= Given exercise =
Wherever the string "obtain" appears in the listing, copy that line.

= Records to use =
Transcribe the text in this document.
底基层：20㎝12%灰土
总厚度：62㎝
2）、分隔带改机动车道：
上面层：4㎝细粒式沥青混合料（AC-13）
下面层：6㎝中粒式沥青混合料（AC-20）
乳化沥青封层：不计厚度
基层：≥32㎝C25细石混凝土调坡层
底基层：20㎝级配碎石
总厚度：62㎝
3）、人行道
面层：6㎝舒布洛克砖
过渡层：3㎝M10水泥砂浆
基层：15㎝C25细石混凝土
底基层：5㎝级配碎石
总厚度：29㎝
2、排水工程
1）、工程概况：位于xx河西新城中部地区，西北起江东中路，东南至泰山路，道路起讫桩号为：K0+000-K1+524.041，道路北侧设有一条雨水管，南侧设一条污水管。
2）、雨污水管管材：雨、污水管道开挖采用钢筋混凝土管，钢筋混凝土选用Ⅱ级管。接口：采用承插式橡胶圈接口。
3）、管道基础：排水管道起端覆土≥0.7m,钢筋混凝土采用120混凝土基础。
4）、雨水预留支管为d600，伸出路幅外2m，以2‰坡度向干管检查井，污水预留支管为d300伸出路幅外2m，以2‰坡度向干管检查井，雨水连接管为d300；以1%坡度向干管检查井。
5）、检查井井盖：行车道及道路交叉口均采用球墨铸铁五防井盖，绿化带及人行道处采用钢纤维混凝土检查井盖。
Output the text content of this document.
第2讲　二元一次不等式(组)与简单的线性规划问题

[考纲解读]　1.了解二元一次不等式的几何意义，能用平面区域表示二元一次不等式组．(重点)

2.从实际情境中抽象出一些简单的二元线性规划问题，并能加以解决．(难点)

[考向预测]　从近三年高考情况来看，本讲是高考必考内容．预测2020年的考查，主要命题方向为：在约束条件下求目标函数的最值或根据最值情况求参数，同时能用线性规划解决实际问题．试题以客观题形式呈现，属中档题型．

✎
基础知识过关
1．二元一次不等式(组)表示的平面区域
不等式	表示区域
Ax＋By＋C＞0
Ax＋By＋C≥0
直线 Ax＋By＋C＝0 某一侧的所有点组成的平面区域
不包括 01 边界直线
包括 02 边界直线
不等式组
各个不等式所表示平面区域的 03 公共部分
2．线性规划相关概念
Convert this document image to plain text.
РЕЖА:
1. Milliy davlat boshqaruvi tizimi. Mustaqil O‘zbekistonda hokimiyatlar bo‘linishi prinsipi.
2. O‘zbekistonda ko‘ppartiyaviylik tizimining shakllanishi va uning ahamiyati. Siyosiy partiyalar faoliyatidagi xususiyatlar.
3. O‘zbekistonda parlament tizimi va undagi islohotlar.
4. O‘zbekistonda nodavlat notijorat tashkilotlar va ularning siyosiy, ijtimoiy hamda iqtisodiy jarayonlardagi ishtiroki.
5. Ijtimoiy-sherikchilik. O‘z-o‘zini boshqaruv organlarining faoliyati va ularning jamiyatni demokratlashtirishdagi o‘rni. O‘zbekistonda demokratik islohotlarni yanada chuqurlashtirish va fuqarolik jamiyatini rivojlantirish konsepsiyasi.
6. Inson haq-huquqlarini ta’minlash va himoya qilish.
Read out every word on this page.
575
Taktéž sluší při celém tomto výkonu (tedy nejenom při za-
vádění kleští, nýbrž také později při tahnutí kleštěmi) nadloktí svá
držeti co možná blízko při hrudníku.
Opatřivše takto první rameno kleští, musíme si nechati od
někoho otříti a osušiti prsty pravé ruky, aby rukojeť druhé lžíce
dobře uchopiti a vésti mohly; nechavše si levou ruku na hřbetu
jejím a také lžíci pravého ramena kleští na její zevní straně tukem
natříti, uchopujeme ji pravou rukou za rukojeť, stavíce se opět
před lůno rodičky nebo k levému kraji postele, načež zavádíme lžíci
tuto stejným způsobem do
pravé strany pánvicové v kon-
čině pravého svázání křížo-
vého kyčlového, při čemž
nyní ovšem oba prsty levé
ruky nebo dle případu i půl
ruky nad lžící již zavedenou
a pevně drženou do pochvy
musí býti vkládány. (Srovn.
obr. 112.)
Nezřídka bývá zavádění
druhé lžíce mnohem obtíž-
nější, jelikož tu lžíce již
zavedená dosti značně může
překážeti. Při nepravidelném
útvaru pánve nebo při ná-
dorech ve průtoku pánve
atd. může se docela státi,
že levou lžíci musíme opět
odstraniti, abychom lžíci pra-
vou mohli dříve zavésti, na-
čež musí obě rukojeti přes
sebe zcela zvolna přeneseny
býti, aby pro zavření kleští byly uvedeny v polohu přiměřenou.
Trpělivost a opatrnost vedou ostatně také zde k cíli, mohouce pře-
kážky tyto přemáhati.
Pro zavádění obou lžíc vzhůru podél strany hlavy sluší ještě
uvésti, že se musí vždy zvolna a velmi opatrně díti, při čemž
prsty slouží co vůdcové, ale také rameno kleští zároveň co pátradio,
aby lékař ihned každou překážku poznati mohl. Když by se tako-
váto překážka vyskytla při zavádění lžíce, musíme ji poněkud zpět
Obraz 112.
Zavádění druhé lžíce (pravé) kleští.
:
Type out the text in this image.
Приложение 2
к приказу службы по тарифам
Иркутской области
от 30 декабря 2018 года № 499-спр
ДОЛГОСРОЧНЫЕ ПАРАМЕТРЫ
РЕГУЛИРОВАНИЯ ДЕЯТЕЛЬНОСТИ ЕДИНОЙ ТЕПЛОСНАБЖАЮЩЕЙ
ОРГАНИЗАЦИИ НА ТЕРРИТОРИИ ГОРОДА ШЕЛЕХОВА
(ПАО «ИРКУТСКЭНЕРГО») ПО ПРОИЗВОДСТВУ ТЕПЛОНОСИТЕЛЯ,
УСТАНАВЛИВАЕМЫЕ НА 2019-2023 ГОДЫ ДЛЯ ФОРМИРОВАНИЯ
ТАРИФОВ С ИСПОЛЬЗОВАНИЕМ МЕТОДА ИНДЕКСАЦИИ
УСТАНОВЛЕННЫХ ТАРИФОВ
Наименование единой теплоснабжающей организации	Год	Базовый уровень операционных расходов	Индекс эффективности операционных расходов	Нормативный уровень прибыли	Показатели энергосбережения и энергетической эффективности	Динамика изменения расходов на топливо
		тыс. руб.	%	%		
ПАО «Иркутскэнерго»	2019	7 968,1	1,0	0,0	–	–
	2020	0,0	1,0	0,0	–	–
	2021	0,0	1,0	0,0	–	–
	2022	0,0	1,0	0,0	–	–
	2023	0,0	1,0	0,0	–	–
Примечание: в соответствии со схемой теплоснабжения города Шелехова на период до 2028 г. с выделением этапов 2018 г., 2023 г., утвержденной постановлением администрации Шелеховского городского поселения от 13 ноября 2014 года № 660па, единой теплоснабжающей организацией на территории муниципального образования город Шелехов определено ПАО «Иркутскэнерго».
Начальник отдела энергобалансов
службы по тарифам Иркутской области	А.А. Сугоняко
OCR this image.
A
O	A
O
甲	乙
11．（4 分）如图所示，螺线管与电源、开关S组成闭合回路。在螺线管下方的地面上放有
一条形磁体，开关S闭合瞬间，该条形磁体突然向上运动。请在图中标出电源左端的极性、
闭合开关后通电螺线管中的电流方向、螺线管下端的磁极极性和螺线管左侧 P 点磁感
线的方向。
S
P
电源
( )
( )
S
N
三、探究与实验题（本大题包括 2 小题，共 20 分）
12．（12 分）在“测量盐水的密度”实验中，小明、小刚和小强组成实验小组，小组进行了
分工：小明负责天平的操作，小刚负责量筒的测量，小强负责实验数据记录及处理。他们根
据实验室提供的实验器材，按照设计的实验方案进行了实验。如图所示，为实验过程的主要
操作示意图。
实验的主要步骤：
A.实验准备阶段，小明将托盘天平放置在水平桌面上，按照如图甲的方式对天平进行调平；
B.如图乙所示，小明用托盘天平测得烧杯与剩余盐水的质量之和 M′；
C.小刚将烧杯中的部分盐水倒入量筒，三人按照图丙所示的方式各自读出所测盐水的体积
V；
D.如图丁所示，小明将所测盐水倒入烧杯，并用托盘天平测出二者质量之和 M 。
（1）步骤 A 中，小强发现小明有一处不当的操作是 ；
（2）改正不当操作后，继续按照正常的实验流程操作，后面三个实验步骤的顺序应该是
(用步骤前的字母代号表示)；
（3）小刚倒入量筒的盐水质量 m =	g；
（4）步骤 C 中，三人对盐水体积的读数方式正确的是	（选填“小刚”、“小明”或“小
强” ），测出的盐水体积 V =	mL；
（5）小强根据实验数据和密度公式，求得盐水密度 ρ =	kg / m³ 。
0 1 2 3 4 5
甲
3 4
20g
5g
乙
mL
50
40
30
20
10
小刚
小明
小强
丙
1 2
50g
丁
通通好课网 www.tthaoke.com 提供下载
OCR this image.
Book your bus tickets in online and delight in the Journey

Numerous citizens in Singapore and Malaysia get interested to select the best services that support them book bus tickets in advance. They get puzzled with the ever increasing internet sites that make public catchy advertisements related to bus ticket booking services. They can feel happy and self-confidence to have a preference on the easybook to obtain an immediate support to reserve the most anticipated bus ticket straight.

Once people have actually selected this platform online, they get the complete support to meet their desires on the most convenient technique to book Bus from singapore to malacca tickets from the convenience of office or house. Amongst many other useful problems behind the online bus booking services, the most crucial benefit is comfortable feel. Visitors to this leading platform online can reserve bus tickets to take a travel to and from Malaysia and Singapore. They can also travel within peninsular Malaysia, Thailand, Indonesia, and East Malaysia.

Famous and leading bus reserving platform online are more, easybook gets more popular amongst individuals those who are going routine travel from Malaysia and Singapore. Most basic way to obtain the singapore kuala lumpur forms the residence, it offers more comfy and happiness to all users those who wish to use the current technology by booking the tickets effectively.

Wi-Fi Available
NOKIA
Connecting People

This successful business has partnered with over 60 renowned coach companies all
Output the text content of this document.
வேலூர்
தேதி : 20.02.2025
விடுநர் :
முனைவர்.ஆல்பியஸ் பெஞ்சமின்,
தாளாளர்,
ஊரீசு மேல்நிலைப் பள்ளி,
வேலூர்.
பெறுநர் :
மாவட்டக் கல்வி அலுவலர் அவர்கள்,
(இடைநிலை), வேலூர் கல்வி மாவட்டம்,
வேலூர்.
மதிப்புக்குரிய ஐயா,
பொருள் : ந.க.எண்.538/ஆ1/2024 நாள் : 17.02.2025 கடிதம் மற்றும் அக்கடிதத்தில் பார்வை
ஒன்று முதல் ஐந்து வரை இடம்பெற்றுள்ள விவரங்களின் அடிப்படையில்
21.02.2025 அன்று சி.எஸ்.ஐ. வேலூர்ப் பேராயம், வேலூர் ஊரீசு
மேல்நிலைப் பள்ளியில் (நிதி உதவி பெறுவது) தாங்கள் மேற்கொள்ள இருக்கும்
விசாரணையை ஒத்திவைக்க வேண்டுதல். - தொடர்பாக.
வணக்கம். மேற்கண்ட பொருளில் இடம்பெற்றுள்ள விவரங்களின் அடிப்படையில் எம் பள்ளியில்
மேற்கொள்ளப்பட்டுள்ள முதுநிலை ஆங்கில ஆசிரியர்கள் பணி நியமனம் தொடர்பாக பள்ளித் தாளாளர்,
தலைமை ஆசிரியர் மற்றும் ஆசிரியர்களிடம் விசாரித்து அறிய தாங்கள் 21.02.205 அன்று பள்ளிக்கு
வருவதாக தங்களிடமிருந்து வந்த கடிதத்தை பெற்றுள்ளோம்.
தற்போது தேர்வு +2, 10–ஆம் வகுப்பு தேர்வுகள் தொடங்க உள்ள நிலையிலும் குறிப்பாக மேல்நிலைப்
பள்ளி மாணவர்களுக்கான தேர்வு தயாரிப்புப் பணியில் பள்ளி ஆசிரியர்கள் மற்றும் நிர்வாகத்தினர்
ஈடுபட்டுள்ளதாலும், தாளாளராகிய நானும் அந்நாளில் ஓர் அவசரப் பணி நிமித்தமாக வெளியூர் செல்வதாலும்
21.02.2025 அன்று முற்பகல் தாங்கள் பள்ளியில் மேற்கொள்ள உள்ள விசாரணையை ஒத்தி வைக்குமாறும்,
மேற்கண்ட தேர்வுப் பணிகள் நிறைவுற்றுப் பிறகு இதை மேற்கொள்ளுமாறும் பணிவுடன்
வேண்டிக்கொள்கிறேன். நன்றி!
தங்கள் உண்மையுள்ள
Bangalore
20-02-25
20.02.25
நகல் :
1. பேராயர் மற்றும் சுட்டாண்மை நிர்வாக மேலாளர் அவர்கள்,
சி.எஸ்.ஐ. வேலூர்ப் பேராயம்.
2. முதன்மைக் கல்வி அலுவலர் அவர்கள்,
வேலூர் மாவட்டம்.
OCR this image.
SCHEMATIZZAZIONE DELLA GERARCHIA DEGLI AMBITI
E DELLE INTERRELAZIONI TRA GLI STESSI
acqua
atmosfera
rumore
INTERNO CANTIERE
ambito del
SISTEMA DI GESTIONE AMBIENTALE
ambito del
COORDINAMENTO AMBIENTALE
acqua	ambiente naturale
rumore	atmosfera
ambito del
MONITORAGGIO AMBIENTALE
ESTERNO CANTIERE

= Solved exercise =
Numerous citizens in Singapore and Malaysia get interested to select the best services that support them book bus tickets in advance. They get puzzled with the ever increasing internet sites that make public catchy advertisements related to bus ticket booking services. They can feel happy and self-confidence to have a preference on the easybook to obtain an immediate support to reserve the most anticipated bus ticket straight.
Famous and leading bus reserving platform online are more, easybook gets more popular amongst individuals those who are going routine travel from Malaysia and Singapore. Most basic way to obtain the singapore kuala lumpur forms the residence, it offers more comfy and happiness to all users those who wish to use the current technology by booking the tickets effectively.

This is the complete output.